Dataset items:
/---

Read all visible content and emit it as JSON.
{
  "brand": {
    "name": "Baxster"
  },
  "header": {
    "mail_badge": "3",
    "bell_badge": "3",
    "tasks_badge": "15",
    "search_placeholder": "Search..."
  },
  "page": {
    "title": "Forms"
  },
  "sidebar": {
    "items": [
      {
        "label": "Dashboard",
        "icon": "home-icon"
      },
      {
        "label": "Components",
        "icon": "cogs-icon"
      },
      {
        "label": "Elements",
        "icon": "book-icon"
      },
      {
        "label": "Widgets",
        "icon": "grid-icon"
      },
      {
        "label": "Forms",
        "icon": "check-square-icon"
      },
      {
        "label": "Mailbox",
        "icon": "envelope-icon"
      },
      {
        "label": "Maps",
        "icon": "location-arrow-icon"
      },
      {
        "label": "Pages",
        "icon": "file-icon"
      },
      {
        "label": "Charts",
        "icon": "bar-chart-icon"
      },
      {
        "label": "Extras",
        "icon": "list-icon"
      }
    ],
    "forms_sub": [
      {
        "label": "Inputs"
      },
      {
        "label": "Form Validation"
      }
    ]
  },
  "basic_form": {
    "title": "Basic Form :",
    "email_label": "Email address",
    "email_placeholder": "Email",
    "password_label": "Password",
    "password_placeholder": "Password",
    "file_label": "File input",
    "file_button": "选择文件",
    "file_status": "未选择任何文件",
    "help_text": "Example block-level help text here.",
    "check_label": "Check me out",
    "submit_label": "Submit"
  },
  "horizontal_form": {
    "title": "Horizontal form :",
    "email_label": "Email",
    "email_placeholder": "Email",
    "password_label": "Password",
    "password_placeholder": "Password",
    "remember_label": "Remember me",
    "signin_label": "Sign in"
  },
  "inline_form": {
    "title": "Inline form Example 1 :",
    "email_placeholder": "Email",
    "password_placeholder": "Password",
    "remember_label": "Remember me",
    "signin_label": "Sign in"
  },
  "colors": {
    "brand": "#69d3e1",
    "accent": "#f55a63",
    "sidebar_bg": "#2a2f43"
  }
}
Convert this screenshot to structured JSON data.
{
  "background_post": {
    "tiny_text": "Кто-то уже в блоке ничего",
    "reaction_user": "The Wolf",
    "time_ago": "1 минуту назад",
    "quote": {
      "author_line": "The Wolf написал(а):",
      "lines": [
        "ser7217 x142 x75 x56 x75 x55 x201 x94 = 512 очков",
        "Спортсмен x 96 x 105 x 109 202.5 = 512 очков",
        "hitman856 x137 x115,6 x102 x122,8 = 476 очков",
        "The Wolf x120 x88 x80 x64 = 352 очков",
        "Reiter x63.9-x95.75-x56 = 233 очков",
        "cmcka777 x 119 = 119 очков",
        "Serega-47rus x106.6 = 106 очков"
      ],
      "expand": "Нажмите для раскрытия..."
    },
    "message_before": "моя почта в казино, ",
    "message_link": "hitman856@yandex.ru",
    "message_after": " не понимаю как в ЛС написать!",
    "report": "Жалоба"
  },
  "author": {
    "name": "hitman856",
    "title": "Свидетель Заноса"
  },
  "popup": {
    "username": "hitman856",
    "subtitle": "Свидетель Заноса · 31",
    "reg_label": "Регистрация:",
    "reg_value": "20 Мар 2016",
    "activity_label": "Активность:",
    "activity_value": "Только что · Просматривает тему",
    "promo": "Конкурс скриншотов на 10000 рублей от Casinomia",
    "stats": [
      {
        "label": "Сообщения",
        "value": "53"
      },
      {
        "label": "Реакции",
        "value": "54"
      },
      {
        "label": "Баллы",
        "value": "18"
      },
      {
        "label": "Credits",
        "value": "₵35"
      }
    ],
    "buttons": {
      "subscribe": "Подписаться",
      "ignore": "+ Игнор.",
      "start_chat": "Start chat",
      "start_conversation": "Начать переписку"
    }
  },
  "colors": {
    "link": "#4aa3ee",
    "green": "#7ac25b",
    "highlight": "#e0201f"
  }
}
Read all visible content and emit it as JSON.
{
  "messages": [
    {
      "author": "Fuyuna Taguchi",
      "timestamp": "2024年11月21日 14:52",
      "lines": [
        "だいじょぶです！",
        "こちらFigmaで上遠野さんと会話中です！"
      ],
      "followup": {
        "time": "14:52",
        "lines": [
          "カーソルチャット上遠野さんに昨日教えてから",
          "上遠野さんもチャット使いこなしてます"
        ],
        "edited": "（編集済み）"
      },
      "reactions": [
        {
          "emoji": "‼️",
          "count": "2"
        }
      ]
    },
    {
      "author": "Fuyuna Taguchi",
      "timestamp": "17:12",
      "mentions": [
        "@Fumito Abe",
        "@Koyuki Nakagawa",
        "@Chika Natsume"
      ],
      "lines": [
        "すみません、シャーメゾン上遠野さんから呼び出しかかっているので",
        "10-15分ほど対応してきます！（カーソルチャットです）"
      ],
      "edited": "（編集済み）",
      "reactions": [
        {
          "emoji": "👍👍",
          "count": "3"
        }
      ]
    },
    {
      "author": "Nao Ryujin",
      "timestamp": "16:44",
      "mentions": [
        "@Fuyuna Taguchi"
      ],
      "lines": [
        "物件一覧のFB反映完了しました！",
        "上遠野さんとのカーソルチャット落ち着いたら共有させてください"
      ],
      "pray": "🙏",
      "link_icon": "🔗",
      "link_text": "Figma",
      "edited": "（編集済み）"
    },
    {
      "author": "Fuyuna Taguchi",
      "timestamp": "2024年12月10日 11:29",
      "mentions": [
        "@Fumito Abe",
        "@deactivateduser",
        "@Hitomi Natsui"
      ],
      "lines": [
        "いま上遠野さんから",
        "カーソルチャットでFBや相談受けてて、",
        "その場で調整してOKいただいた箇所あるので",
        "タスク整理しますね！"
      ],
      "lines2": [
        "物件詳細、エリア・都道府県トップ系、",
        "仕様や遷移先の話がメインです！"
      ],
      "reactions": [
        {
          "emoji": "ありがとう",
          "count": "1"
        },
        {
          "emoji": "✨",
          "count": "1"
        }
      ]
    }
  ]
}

\---

Collect every line with the string "Заноса" from the records, and copy each.

#### Exercise solution:
    "title": "Свидетель Заноса"
    "subtitle": "Свидетель Заноса · 31",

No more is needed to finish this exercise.